Request: Scan the listing below. Report each line that includes "America".

Data listing:
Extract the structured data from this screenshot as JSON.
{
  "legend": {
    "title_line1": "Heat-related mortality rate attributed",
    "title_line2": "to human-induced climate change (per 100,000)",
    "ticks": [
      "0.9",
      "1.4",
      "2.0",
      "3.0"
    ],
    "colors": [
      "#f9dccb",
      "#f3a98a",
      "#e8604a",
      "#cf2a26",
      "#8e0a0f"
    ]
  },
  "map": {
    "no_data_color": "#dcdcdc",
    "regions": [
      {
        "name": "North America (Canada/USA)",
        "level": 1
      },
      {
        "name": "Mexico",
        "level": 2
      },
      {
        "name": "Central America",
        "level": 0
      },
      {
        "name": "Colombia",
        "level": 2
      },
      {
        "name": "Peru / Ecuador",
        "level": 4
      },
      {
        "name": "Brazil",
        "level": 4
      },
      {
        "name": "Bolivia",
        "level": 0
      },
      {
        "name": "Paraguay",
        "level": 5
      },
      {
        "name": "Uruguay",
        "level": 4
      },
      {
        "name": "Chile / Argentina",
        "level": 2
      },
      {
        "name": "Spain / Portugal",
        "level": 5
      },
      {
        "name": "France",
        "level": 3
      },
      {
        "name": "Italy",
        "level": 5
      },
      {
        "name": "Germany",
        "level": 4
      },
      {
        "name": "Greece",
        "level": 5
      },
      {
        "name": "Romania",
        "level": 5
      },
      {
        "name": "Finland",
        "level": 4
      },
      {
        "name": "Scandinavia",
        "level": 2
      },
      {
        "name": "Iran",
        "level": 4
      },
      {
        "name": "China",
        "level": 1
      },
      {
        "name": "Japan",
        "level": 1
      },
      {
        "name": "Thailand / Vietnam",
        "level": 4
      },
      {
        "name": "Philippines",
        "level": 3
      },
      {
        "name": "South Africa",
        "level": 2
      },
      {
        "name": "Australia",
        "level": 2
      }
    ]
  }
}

Output of the task:
        "name": "North America (Canada/USA)",
        "name": "Central America",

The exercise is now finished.